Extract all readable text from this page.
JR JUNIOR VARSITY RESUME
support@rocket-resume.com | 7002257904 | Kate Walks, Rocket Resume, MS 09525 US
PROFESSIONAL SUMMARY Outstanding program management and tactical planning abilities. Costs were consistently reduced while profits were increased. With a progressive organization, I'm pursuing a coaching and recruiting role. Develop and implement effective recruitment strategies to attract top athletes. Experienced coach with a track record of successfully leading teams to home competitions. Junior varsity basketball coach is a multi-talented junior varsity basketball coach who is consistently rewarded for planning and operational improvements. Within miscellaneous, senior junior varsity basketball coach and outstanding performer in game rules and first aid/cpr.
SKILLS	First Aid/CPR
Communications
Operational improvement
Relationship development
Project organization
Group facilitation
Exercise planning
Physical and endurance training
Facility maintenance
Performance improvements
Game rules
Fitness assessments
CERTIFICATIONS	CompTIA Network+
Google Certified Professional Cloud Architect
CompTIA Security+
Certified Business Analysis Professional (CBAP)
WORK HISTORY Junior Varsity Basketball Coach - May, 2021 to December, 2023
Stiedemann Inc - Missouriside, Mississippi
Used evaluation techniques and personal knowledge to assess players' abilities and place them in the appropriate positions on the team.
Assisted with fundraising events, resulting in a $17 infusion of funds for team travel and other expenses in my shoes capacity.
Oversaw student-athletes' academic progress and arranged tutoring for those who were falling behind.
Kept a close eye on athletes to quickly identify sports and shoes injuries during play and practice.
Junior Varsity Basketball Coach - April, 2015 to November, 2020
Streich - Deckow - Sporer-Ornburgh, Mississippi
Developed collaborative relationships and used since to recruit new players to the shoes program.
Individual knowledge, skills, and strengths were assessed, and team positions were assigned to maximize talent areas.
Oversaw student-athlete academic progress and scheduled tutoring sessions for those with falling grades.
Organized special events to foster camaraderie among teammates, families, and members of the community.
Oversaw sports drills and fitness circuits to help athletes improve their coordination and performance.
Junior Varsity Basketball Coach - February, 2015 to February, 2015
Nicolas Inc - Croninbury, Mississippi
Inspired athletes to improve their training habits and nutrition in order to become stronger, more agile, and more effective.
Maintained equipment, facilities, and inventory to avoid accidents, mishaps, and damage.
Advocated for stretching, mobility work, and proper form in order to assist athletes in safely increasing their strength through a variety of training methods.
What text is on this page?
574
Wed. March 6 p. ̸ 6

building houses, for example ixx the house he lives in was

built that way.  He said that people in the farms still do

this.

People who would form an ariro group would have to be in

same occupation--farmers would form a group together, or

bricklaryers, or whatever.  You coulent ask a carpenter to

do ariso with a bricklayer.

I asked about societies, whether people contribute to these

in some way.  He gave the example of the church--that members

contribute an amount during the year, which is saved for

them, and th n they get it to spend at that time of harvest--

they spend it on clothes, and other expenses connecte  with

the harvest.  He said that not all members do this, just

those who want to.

= = = = = = =

Exercise aim
Only those lines running from the one containing "What text is on this page?" through the last line of the data above are to be copied, exactly, with both ends included.

The result
What text is on this page?
574
Wed. March 6 p. ̸ 6

building houses, for example ixx the house he lives in was

built that way.  He said that people in the farms still do

this.

People who would form an ariro group would have to be in

same occupation--farmers would form a group together, or

bricklaryers, or whatever.  You coulent ask a carpenter to

do ariso with a bricklayer.

I asked about societies, whether people contribute to these

in some way.  He gave the example of the church--that members

contribute an amount during the year, which is saved for

them, and th n they get it to spend at that time of harvest--

they spend it on clothes, and other expenses connecte  with

the harvest.  He said that not all members do this, just

those who want to.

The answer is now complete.